▶ GIVEN PROBLEM:
Extract every line from the records below that contains the word "Cheng".

----

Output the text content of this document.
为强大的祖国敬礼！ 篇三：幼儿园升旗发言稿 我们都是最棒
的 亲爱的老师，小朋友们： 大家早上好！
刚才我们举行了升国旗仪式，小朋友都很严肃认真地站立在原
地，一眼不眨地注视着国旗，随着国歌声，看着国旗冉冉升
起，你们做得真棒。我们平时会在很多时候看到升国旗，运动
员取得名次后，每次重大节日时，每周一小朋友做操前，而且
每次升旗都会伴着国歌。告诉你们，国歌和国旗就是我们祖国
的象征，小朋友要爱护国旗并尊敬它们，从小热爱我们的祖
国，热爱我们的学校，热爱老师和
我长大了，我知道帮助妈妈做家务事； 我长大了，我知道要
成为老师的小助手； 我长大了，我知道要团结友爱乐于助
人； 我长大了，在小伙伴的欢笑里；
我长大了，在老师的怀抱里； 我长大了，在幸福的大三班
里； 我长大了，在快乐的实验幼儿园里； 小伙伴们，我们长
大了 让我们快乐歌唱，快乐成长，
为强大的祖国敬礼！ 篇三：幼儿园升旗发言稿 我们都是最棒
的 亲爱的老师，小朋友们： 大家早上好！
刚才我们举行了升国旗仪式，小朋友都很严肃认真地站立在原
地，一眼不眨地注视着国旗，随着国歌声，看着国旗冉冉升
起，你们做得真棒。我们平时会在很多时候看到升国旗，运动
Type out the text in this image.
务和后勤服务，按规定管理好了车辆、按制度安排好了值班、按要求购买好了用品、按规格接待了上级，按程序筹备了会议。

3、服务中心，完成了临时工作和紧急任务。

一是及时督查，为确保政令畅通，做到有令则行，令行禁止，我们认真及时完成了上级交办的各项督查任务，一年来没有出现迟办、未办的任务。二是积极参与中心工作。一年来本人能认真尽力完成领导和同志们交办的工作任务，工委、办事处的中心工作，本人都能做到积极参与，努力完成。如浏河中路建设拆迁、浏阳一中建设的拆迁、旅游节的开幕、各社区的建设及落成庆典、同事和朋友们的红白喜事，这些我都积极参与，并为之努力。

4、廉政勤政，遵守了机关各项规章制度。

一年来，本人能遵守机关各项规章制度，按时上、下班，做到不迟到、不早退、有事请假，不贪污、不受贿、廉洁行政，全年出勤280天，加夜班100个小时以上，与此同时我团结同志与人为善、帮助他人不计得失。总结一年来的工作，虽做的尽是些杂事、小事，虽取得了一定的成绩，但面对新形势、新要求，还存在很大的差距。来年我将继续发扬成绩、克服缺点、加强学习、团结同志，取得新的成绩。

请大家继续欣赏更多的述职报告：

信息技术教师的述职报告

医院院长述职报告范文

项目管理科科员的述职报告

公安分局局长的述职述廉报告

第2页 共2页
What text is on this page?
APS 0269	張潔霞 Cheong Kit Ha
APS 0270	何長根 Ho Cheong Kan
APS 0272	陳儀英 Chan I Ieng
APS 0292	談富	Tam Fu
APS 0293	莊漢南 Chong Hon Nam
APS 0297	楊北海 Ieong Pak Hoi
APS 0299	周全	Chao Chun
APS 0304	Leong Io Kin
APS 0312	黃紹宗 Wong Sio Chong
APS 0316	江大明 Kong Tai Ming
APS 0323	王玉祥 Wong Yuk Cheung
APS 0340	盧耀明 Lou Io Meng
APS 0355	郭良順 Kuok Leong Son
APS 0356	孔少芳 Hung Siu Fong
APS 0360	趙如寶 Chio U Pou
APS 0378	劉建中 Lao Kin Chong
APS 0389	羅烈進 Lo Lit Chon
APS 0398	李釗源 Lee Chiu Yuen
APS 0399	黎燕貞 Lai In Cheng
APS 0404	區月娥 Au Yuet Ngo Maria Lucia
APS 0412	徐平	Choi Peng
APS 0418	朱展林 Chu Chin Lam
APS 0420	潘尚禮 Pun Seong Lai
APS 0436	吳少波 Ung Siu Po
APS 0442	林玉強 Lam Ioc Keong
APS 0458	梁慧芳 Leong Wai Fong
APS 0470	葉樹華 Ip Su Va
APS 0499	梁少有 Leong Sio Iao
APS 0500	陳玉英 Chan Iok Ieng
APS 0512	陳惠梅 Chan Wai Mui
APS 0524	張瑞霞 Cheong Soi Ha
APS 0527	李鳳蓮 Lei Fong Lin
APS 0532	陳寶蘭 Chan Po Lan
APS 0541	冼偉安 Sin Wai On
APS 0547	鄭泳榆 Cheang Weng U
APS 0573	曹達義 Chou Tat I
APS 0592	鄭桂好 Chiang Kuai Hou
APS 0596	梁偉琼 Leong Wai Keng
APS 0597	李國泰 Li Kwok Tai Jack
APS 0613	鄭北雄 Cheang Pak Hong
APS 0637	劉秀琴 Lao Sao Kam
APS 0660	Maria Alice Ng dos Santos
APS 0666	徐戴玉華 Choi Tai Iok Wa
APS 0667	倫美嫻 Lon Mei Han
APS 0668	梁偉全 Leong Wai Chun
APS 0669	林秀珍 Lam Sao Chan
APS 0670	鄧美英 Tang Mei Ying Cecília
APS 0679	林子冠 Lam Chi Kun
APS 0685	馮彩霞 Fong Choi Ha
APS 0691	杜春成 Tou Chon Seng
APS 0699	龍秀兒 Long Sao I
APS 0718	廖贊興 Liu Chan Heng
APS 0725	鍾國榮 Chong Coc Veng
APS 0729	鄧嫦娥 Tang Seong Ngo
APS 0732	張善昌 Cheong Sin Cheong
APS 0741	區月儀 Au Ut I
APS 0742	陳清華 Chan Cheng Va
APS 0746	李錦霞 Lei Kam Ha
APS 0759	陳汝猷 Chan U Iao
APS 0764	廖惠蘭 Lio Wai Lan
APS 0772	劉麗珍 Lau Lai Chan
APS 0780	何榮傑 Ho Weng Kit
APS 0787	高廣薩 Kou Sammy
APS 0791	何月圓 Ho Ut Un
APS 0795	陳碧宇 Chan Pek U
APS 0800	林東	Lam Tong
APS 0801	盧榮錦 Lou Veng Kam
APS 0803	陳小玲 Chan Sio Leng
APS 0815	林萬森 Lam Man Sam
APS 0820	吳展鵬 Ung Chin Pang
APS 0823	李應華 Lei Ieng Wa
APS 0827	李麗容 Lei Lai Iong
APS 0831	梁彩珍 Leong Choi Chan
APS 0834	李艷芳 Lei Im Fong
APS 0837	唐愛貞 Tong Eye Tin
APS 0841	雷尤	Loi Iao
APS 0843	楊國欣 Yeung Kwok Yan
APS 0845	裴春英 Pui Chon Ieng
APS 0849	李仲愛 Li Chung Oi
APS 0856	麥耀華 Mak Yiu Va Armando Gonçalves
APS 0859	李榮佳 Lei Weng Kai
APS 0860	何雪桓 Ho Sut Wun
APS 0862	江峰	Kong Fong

----

▶ FULL ANSWER:
APS 0399	黎燕貞 Lai In Cheng
APS 0742	陳清華 Chan Cheng Va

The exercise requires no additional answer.